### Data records
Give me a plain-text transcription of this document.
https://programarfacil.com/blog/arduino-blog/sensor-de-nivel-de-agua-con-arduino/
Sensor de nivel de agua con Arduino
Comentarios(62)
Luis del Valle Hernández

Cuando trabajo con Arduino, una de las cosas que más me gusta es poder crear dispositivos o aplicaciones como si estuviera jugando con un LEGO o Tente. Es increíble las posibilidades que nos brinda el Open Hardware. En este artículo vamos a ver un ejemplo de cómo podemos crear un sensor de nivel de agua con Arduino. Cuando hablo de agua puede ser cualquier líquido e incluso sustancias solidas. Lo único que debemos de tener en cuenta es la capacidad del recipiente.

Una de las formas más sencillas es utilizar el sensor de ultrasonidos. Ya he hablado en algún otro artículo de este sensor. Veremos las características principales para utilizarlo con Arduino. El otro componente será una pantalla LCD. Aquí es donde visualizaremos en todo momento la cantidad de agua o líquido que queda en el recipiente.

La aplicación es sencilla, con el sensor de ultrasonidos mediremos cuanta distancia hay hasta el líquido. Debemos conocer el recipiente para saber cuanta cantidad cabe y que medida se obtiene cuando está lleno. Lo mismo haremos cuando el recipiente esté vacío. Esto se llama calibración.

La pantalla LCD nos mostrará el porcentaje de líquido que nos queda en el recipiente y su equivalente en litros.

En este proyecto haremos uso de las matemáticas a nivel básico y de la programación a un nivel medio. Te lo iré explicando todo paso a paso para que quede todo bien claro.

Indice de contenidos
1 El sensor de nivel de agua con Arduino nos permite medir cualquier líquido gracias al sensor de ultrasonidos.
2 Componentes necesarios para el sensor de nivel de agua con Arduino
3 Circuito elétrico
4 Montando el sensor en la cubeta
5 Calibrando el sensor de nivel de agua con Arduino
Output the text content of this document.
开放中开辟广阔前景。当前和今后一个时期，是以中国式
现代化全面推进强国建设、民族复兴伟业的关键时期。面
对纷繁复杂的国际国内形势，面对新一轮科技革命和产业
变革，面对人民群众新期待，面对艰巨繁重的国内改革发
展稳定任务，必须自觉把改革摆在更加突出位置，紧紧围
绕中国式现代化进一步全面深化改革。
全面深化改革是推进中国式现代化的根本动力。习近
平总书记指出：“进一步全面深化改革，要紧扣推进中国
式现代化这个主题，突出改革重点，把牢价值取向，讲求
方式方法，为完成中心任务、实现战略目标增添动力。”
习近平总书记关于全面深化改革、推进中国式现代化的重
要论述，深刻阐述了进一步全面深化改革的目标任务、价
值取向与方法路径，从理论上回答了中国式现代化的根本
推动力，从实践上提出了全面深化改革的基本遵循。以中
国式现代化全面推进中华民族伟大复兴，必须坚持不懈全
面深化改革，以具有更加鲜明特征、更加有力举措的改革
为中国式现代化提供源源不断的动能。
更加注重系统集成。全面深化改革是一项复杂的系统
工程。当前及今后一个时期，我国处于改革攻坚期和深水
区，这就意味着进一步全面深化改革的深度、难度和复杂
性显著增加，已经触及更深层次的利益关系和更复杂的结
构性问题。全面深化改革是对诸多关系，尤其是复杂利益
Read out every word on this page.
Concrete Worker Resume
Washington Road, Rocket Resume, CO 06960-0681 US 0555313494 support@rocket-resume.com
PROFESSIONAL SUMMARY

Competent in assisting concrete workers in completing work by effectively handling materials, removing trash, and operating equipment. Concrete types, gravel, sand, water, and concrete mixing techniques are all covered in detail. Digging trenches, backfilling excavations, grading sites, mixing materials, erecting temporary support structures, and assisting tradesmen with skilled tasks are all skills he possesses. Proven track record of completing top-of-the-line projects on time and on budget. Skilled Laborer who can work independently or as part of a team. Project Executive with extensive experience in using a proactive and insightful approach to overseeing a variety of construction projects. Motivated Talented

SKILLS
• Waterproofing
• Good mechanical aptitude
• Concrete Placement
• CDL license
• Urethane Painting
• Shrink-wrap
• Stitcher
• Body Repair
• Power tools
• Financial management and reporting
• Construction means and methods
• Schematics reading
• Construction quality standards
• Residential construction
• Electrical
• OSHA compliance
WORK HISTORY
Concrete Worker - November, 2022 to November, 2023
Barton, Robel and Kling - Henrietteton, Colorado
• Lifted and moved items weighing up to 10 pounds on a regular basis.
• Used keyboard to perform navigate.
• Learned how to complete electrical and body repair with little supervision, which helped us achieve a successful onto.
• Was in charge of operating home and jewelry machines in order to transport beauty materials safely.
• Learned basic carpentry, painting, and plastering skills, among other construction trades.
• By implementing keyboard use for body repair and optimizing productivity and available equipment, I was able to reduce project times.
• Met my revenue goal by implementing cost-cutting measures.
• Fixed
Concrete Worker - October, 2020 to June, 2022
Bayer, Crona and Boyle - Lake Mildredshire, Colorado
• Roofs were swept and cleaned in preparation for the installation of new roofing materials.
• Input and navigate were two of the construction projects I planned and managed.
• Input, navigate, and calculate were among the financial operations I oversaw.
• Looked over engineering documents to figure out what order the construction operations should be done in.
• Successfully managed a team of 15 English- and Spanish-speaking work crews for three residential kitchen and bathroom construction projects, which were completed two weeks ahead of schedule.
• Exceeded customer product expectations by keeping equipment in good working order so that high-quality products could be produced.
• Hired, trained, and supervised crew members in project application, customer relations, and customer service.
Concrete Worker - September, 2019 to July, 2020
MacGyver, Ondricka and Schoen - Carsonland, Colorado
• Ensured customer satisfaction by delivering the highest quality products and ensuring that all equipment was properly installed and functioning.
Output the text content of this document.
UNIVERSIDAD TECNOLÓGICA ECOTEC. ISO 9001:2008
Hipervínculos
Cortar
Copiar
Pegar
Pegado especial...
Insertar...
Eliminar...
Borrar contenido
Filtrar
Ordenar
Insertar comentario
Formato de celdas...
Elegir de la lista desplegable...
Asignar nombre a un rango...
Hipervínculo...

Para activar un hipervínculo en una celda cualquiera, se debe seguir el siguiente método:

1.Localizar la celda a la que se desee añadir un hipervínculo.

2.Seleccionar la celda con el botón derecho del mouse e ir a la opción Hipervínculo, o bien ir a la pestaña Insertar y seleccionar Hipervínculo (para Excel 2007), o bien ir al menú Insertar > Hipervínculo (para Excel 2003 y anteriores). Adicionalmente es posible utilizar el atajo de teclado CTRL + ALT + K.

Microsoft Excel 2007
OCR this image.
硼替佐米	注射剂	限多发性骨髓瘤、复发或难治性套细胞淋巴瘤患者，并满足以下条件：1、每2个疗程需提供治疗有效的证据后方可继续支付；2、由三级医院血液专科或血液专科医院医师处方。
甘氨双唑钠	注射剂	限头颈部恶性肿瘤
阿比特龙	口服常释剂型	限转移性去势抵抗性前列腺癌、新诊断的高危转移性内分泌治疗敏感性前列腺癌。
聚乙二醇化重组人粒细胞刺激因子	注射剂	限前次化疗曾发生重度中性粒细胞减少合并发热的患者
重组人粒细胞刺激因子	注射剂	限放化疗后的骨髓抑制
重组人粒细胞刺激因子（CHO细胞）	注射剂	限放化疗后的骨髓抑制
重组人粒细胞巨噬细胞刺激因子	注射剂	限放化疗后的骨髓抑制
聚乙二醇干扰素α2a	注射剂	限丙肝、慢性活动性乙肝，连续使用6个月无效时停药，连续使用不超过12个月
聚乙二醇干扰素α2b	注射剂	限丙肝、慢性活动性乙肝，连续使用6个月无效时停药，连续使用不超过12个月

### GOAL OF THE EXERCISE
In the listing, find each line with the string "that" and copy it.

### FULL ANSWER
• Exceeded customer product expectations by keeping equipment in good working order so that high-quality products could be produced.
• Ensured customer satisfaction by delivering the highest quality products and ensuring that all equipment was properly installed and functioning.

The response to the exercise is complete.